__TASK DETAILS__
Identify the lines that include the word "forceps", then copy all of them.

__RECORDS FOR THIS TASK__
(begin)
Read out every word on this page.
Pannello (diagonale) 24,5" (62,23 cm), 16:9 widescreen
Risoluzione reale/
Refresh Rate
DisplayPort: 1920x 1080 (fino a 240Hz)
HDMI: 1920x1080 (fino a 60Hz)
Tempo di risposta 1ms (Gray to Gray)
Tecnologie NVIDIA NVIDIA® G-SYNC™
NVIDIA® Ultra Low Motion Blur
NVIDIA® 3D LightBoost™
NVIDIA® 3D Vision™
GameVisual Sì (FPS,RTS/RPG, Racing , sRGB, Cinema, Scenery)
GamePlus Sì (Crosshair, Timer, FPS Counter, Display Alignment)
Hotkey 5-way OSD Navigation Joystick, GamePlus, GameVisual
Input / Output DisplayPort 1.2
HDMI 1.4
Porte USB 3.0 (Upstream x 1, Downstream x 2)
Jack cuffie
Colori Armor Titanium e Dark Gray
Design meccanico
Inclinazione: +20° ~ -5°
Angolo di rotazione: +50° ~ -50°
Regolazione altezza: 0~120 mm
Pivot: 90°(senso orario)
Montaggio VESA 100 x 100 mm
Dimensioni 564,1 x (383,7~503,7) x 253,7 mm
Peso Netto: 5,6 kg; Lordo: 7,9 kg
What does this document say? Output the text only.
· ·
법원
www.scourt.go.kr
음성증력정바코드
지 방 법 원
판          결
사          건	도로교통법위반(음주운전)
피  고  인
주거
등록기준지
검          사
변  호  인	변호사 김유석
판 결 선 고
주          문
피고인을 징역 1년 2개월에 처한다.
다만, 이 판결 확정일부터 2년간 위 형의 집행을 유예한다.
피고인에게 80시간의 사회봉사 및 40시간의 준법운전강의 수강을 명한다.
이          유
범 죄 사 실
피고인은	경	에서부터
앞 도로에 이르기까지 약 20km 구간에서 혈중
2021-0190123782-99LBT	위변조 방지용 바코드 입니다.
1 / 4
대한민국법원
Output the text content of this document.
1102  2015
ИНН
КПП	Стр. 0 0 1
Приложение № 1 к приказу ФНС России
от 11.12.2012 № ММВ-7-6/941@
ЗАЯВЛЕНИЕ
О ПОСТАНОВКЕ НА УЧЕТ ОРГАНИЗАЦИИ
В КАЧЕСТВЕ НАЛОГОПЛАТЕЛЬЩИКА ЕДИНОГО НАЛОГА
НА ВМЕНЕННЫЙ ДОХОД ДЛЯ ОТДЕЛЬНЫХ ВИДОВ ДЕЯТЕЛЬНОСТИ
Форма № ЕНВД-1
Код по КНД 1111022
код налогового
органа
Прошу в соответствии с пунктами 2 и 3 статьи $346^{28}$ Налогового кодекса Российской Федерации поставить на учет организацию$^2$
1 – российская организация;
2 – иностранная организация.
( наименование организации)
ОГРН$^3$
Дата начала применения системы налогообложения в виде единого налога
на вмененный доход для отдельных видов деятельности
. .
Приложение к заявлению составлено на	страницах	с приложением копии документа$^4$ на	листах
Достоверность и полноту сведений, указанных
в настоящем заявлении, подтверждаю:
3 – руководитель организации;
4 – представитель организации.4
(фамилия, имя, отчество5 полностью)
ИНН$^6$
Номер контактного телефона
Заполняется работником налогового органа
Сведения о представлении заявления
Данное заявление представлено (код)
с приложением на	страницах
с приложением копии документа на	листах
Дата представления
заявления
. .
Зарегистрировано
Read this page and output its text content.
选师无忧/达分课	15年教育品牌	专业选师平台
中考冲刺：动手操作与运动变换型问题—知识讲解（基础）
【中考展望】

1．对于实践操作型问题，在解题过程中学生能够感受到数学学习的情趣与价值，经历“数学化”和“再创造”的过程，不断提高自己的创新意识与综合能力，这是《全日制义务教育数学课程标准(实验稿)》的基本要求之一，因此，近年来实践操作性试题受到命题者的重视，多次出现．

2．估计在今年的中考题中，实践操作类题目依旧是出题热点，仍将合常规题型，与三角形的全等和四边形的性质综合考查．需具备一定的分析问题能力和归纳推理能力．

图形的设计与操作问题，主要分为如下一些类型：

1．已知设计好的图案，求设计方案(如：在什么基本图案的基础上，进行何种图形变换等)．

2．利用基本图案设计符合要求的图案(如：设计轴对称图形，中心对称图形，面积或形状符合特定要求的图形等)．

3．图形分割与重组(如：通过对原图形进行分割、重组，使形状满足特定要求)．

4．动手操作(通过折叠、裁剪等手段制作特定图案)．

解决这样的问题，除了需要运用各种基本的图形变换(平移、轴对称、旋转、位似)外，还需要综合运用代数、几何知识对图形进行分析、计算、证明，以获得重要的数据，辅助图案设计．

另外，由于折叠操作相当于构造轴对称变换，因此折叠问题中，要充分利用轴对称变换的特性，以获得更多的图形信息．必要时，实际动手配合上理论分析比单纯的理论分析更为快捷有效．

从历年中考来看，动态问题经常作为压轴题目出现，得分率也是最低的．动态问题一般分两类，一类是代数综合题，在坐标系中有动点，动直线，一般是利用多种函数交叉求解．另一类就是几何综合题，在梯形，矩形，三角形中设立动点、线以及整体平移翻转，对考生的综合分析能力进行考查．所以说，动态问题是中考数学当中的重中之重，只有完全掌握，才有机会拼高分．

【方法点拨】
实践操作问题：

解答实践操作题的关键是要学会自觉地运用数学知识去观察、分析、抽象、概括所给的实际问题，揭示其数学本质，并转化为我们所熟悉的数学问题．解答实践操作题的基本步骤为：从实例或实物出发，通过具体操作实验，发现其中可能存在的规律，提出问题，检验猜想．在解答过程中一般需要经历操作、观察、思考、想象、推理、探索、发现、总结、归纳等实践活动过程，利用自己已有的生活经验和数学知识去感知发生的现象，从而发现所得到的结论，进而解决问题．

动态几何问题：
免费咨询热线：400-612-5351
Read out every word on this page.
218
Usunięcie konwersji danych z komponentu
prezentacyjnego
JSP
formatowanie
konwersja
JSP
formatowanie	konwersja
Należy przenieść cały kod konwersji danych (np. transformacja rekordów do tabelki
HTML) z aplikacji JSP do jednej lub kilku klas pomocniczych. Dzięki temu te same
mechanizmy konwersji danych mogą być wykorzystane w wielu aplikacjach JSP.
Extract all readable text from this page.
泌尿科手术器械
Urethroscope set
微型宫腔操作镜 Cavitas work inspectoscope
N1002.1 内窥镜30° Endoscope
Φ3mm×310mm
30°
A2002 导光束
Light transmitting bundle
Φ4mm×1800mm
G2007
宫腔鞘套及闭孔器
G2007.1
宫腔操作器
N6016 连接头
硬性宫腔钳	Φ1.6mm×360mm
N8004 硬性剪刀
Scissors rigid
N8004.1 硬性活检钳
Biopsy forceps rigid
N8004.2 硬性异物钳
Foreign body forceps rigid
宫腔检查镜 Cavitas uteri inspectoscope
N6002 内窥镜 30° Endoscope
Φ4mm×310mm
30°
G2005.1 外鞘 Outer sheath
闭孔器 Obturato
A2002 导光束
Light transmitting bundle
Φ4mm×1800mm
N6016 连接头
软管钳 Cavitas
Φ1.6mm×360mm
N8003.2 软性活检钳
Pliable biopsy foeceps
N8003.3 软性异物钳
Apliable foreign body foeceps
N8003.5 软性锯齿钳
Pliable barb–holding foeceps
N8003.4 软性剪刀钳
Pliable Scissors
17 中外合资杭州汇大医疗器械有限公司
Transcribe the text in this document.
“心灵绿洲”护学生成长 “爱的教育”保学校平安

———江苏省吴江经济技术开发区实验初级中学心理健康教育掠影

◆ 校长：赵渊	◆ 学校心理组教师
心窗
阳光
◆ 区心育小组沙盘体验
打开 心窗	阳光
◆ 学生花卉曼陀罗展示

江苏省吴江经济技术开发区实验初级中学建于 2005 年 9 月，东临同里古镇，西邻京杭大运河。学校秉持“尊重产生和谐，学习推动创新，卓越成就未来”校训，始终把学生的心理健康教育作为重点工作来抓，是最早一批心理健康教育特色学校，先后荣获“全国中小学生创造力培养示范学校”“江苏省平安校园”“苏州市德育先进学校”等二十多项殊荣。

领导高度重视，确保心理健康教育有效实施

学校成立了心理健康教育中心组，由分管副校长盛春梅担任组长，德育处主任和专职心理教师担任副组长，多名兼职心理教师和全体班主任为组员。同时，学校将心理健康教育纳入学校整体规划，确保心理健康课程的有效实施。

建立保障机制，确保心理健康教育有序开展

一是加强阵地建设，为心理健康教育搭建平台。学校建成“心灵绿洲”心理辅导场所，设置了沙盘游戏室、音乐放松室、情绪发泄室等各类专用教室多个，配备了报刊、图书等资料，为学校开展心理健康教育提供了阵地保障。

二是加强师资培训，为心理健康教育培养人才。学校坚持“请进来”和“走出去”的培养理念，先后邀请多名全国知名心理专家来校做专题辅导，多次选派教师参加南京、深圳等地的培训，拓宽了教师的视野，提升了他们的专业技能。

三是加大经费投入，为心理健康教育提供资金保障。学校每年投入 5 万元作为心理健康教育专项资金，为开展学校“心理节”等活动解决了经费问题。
(end)
__RIGHT ANSWER__
Biopsy forceps rigid
Foreign body forceps rigid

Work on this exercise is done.